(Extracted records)
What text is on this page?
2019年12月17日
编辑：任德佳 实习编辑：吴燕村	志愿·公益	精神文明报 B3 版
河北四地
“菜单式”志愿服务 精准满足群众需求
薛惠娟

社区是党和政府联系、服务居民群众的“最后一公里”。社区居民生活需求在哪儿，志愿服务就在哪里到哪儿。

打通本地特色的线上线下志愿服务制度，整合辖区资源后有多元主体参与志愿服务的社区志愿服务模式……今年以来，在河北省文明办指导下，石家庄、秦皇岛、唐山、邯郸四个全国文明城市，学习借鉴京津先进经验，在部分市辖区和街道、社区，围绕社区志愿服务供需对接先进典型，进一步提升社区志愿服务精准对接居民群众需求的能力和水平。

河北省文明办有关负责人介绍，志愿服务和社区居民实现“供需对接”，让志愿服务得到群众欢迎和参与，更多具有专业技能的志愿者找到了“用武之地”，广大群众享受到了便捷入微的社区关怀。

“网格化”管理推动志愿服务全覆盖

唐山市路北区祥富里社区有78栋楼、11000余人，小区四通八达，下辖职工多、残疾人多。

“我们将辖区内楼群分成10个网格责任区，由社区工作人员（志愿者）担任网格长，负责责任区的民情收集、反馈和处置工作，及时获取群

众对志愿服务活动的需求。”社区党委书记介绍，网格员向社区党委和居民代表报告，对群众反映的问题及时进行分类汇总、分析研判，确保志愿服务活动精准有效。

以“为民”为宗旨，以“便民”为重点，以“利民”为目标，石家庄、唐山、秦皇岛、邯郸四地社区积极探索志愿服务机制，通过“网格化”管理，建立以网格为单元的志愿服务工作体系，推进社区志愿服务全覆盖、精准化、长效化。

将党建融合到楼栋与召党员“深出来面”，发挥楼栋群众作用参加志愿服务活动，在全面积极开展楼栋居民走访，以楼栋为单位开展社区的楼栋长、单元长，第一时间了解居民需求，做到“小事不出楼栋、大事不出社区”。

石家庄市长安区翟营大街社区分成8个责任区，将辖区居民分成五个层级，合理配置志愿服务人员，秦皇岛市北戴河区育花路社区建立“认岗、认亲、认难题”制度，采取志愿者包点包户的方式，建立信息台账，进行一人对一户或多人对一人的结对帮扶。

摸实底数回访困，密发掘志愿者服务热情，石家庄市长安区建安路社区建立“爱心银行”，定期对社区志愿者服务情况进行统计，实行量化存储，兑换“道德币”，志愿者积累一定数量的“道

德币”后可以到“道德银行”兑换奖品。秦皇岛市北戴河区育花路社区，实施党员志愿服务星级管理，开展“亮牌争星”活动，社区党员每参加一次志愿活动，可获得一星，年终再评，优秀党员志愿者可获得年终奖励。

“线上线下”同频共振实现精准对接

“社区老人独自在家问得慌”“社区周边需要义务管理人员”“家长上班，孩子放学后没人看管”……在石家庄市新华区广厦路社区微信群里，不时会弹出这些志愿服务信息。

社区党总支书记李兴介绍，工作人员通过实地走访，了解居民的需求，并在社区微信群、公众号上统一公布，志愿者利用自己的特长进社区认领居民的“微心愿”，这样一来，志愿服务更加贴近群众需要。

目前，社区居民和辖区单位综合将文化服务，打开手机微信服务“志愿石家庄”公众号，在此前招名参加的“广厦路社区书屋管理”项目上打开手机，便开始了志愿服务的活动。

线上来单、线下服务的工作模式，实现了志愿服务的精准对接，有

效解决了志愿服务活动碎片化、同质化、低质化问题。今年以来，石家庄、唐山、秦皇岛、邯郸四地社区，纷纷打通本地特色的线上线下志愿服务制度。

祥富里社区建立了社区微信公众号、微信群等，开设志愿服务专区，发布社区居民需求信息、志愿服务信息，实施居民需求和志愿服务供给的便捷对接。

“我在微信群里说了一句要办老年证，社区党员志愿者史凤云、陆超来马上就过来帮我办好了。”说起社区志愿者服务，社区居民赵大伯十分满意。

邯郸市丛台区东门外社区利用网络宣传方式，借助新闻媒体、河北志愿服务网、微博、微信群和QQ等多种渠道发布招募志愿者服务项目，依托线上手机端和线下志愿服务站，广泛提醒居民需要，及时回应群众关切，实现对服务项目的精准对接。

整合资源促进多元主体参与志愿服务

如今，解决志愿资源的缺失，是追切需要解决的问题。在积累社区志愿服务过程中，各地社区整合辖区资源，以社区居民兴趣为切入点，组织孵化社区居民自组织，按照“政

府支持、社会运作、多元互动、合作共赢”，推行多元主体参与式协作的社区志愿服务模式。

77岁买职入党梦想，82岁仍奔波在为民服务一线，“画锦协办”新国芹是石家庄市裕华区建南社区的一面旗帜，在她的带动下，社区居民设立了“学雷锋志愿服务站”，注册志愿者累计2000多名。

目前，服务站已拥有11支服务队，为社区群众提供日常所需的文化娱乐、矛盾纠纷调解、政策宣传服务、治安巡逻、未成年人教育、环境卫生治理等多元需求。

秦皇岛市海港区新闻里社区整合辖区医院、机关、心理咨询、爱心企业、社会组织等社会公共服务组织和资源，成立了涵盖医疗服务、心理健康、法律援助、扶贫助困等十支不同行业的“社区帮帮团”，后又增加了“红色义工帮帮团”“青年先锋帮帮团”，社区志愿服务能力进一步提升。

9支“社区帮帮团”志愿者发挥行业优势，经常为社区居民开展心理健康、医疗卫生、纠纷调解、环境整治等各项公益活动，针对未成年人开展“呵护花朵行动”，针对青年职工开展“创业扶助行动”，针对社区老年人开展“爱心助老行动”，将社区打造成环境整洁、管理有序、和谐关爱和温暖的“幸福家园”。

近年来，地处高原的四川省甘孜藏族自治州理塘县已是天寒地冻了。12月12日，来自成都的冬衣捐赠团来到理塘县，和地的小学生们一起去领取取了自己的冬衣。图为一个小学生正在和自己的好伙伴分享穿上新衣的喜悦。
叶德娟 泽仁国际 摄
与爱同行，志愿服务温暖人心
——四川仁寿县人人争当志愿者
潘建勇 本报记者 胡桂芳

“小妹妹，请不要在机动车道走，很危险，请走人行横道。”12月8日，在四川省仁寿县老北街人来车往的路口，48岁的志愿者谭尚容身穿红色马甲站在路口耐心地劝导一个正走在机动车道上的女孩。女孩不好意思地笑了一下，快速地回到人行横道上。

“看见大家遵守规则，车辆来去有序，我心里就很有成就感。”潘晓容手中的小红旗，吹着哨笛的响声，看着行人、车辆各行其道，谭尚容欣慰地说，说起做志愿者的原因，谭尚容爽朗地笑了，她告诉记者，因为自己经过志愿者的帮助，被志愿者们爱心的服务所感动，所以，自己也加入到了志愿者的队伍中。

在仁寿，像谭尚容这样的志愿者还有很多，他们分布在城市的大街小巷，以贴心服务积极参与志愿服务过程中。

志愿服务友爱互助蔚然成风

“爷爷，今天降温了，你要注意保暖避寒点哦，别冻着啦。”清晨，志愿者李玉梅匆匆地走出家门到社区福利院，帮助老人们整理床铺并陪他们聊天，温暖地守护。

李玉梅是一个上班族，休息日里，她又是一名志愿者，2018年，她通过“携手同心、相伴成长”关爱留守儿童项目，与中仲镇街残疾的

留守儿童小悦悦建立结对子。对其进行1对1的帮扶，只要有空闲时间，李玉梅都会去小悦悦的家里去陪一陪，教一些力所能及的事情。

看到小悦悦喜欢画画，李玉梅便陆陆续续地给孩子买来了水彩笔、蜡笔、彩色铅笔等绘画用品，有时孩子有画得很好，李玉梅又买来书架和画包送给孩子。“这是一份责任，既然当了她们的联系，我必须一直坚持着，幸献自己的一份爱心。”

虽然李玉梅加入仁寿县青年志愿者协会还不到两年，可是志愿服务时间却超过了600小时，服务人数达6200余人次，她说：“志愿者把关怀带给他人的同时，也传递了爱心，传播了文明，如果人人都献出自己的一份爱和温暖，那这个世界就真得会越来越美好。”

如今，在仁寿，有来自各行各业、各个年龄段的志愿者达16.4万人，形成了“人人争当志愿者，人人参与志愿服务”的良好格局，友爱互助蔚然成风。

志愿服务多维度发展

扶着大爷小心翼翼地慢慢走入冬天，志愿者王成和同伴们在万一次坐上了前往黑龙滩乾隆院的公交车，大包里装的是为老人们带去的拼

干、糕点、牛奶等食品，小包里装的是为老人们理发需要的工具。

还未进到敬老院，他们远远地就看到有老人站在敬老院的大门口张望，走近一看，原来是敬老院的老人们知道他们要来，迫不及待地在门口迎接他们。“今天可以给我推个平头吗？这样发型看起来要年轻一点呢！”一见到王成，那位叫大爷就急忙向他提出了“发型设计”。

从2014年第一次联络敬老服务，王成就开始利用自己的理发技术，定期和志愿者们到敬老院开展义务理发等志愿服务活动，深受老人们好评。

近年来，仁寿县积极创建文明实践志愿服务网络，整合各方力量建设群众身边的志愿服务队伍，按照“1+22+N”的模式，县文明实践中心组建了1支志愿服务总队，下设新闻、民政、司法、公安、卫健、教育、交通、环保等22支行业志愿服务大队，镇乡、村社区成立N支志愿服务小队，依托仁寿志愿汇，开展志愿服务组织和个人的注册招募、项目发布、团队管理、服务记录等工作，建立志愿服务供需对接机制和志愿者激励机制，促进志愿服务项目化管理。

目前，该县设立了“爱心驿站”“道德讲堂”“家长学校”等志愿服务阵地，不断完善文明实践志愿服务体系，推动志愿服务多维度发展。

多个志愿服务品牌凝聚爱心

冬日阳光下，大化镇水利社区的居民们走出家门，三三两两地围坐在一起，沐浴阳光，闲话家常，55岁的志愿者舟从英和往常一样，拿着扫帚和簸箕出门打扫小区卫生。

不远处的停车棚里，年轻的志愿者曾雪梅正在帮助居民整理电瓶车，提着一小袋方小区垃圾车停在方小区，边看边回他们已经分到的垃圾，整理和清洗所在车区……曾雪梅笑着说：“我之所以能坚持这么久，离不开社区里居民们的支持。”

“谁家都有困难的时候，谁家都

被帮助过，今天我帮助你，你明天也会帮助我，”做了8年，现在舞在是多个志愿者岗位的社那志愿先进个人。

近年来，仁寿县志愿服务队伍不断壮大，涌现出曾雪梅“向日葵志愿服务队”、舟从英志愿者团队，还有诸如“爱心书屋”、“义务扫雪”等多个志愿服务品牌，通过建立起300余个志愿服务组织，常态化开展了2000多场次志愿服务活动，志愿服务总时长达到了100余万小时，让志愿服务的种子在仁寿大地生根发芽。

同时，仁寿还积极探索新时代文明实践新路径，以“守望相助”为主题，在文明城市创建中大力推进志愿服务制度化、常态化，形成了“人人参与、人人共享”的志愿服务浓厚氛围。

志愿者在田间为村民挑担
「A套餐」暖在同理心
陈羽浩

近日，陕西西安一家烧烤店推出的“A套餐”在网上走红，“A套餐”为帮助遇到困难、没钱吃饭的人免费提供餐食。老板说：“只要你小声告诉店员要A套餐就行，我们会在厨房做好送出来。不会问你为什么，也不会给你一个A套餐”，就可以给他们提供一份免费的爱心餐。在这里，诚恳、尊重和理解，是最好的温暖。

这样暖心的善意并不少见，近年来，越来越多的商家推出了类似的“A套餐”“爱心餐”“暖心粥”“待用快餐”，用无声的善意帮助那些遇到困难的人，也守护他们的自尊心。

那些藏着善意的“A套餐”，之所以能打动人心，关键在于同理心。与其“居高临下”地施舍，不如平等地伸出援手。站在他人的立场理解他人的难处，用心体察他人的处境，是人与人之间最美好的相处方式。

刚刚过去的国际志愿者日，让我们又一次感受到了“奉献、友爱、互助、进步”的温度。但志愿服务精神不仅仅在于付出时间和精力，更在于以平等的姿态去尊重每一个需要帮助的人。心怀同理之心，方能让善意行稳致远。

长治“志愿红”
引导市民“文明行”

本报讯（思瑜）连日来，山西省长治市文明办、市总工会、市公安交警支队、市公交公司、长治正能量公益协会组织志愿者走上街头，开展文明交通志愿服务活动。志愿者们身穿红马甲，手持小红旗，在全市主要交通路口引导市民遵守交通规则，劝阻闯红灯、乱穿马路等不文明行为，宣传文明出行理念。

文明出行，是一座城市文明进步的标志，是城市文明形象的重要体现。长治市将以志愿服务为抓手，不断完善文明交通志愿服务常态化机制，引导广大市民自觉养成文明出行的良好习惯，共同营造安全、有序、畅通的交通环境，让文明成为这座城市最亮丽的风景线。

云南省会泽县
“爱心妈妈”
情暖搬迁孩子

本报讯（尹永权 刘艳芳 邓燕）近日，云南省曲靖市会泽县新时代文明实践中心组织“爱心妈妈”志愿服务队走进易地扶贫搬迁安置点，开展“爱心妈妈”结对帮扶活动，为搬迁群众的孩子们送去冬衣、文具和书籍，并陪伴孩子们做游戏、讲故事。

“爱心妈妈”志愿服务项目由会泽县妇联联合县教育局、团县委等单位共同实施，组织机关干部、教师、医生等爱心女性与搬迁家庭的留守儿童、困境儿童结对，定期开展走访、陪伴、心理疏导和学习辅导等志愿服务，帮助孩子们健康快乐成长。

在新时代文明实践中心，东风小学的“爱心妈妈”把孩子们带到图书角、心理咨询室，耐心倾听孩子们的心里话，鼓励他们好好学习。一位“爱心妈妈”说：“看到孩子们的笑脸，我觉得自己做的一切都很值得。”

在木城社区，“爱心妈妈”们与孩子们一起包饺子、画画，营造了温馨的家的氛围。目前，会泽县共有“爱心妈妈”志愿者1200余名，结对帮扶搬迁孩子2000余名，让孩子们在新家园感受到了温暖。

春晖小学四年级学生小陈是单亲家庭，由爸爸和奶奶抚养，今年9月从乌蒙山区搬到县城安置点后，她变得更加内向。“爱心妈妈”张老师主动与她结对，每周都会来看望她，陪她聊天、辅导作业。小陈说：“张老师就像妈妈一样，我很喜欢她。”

• TASK DESCRIPTION
Pick out each line containing "社区帮帮团" and report it.

• SOLUTION
秦皇岛市海港区新闻里社区整合辖区医院、机关、心理咨询、爱心企业、社会组织等社会公共服务组织和资源，成立了涵盖医疗服务、心理健康、法律援助、扶贫助困等十支不同行业的“社区帮帮团”，后又增加了“红色义工帮帮团”“青年先锋帮帮团”，社区志愿服务能力进一步提升。
9支“社区帮帮团”志愿者发挥行业优势，经常为社区居民开展心理健康、医疗卫生、纠纷调解、环境整治等各项公益活动，针对未成年人开展“呵护花朵行动”，针对青年职工开展“创业扶助行动”，针对社区老年人开展“爱心助老行动”，将社区打造成环境整洁、管理有序、和谐关爱和温暖的“幸福家园”。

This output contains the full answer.